Dataset items
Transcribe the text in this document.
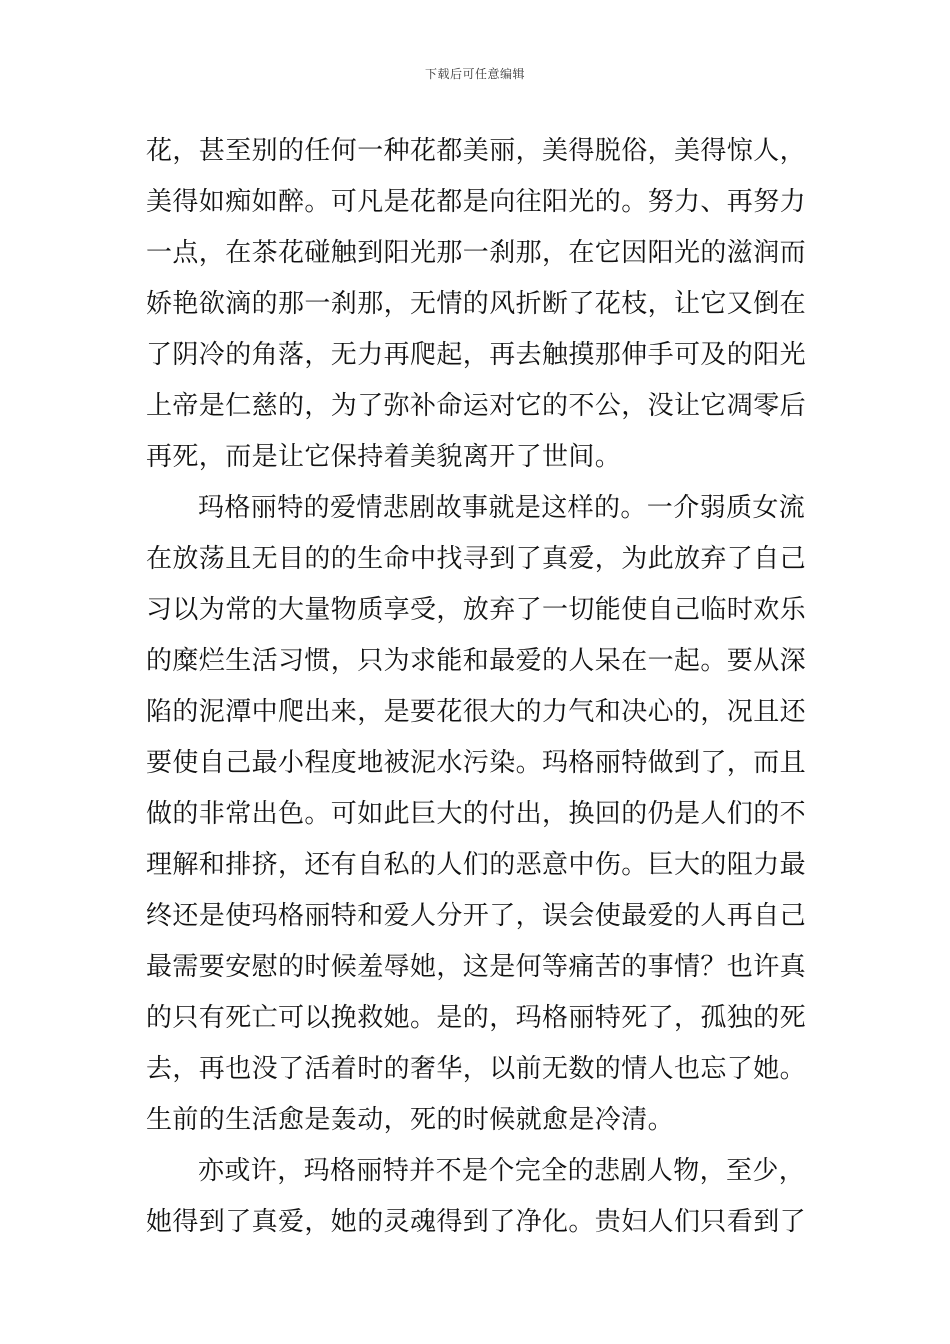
下载后可任意编辑
花，甚至别的任何一种花都美丽，美得脱俗，美得惊人，
美得如痴如醉。可凡是花都是向往阳光的。努力、再努力
一点，在茶花碰触到阳光那一刹那，在它因阳光的滋润而
娇艳欲滴的那一刹那，无情的风折断了花枝，让它又倒在
了阴冷的角落，无力再爬起，再去触摸那伸手可及的阳光
上帝是仁慈的，为了弥补命运对它的不公，没让它凋零后
再死，而是让它保持着美貌离开了世间。
玛格丽特的爱情悲剧故事就是这样的。一介弱质女流
在放荡且无目的的生命中找寻到了真爱，为此放弃了自己
习以为常的大量物质享受，放弃了一切能使自己临时欢乐
的糜烂生活习惯，只为求能和最爱的人呆在一起。要从深
陷的泥潭中爬出来，是要花很大的力气和决心的，况且还
要使自己最小程度地被泥水污染。玛格丽特做到了，而且
做的非常出色。可如此巨大的付出，换回的仍是人们的不
理解和排挤，还有自私的人们的恶意中伤。巨大的阻力最
终还是使玛格丽特和爱人分开了，误会使最爱的人再自己
最需要安慰的时候羞辱她，这是何等痛苦的事情？也许真
的只有死亡可以挽救她。是的，玛格丽特死了，孤独的死
去，再也没了活着时的奢华，以前无数的情人也忘了她。
生前的生活愈是轰动，死的时候就愈是冷清。
亦或许，玛格丽特并不是个完全的悲剧人物，至少，
她得到了真爱，她的灵魂得到了净化。贵妇人们只看到了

**PROMPT**
Omit the pictures, and quote the material above exactly as given.

**OUTPUT OF THE EXERCISE**
Transcribe the text in this document.
下载后可任意编辑
花，甚至别的任何一种花都美丽，美得脱俗，美得惊人，
美得如痴如醉。可凡是花都是向往阳光的。努力、再努力
一点，在茶花碰触到阳光那一刹那，在它因阳光的滋润而
娇艳欲滴的那一刹那，无情的风折断了花枝，让它又倒在
了阴冷的角落，无力再爬起，再去触摸那伸手可及的阳光
上帝是仁慈的，为了弥补命运对它的不公，没让它凋零后
再死，而是让它保持着美貌离开了世间。
玛格丽特的爱情悲剧故事就是这样的。一介弱质女流
在放荡且无目的的生命中找寻到了真爱，为此放弃了自己
习以为常的大量物质享受，放弃了一切能使自己临时欢乐
的糜烂生活习惯，只为求能和最爱的人呆在一起。要从深
陷的泥潭中爬出来，是要花很大的力气和决心的，况且还
要使自己最小程度地被泥水污染。玛格丽特做到了，而且
做的非常出色。可如此巨大的付出，换回的仍是人们的不
理解和排挤，还有自私的人们的恶意中伤。巨大的阻力最
终还是使玛格丽特和爱人分开了，误会使最爱的人再自己
最需要安慰的时候羞辱她，这是何等痛苦的事情？也许真
的只有死亡可以挽救她。是的，玛格丽特死了，孤独的死
去，再也没了活着时的奢华，以前无数的情人也忘了她。
生前的生活愈是轰动，死的时候就愈是冷清。
亦或许，玛格丽特并不是个完全的悲剧人物，至少，
她得到了真爱，她的灵魂得到了净化。贵妇人们只看到了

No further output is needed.